» Goal: Output the lines of the records from the one containing "Extract all readable text from this page." through the last, both ends included. Leave pictures out.
--- Start ---
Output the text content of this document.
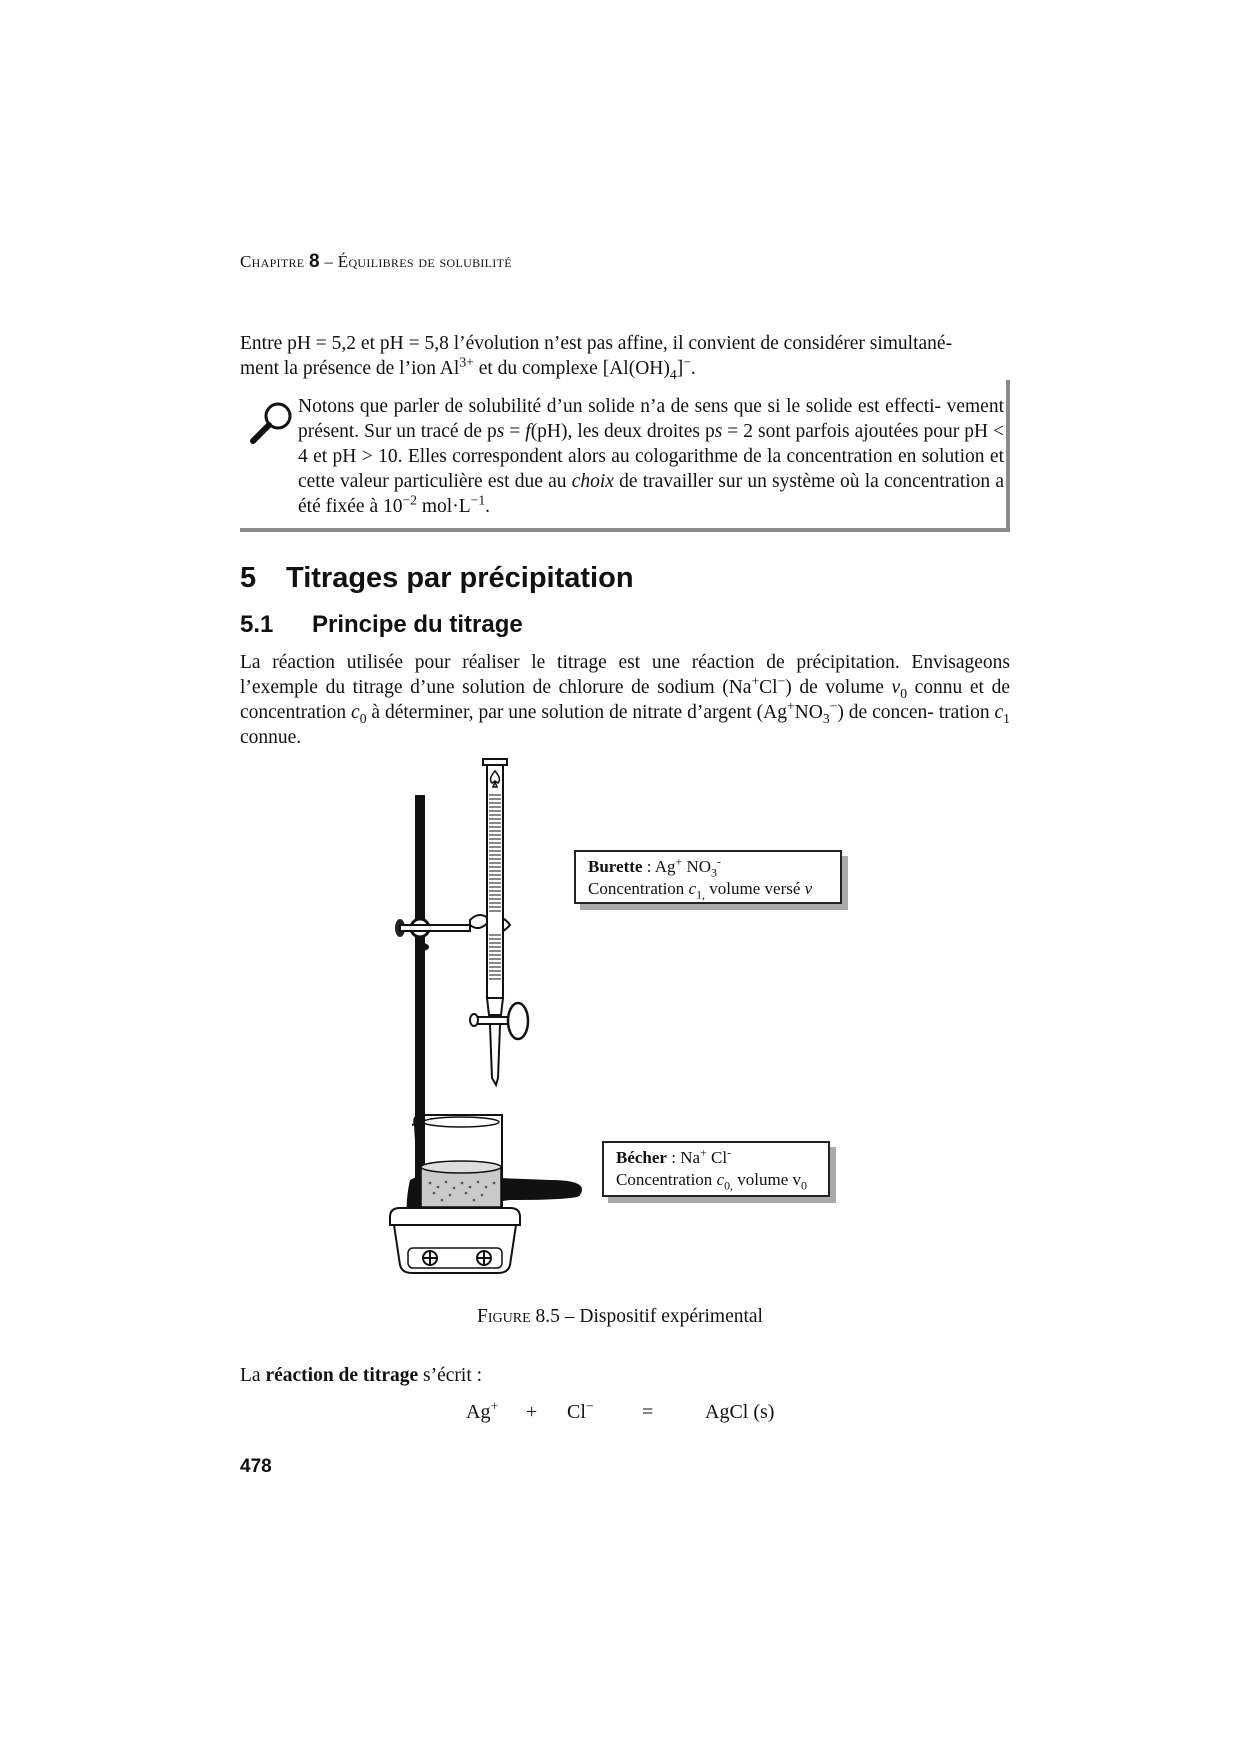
Chapitre 8 – Équilibres de solubilité
Entre pH = 5,2 et pH = 5,8 l’évolution n’est pas affine, il convient de considérer simultané-
ment la présence de l’ion $Al^{3+}$ et du complexe $[Al(OH)_4]^-$.
Notons que parler de solubilité d’un solide n’a de sens que si le solide est effecti- vement présent. Sur un tracé de ps = f(pH), les deux droites ps = 2 sont parfois ajoutées pour pH < 4 et pH > 10. Elles correspondent alors au cologarithme de la concentration en solution et cette valeur particulière est due au choix de travailler sur un système où la concentration a été fixée à $10^{-2}$ $mol\cdot L^{-1}$.
5 Titrages par précipitation
5.1 Principe du titrage
La réaction utilisée pour réaliser le titrage est une réaction de précipitation. Envisageons l’exemple du titrage d’une solution de chlorure de sodium (Na+Cl−) de volume $v_0$ connu et de concentration $c_0$ à déterminer, par une solution de nitrate d’argent $(Ag^+NO_3^-)$ de concen- tration $c_1$ connue.
Burette : Ag+ $NO_3^-$
Concentration $c_{1,}$ volume versé v
Bécher : Na+ Cl-
Concentration $c_{0,}$ volume $v_0$
Figure 8.5 – Dispositif expérimental
La réaction de titrage s’écrit :
Ag+ + Cl− =	AgCl (s)
478
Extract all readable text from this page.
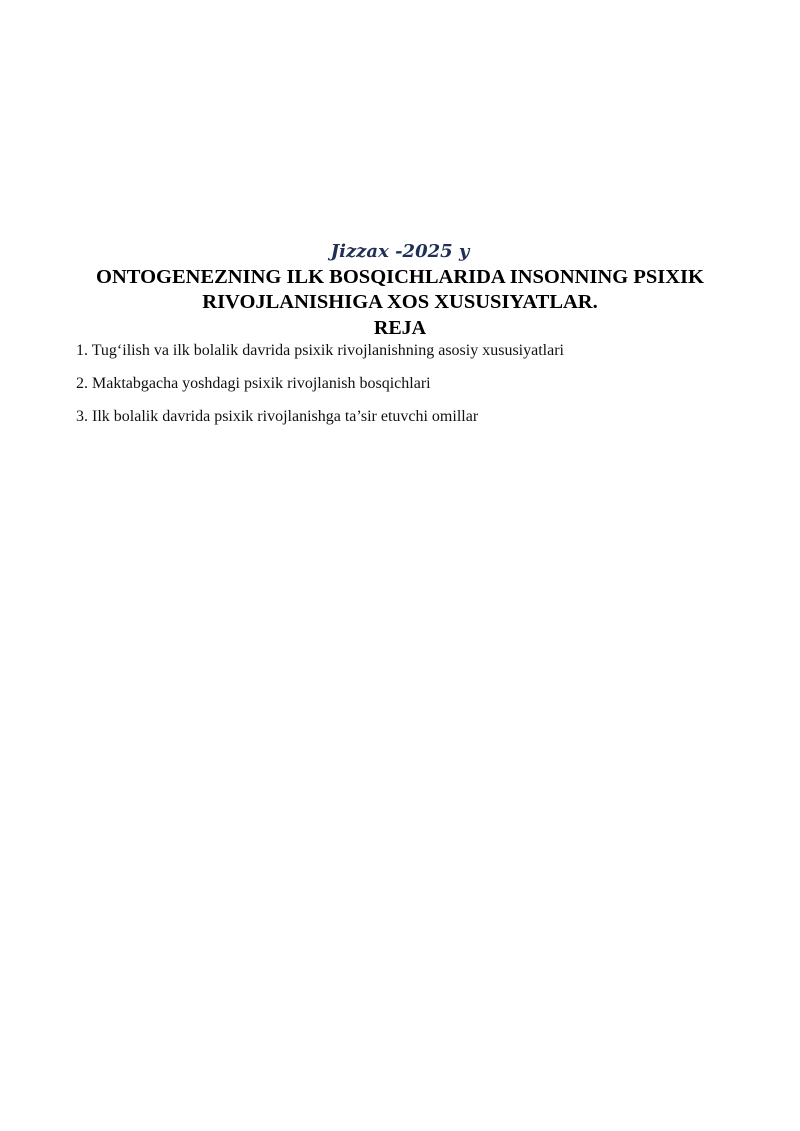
Jizzax -2025 y
ONTOGENEZNING ILK BOSQICHLARIDA INSONNING PSIXIK
RIVOJLANISHIGA XOS XUSUSIYATLAR.
REJA
1. Tug‘ilish va ilk bolalik davrida psixik rivojlanishning asosiy xususiyatlari
2. Maktabgacha yoshdagi psixik rivojlanish bosqichlari
3. Ilk bolalik davrida psixik rivojlanishga ta’sir etuvchi omillar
--- End ---
» Problem solution:
Extract all readable text from this page.
Jizzax -2025 y
ONTOGENEZNING ILK BOSQICHLARIDA INSONNING PSIXIK
RIVOJLANISHIGA XOS XUSUSIYATLAR.
REJA
1. Tug‘ilish va ilk bolalik davrida psixik rivojlanishning asosiy xususiyatlari
2. Maktabgacha yoshdagi psixik rivojlanish bosqichlari
3. Ilk bolalik davrida psixik rivojlanishga ta’sir etuvchi omillar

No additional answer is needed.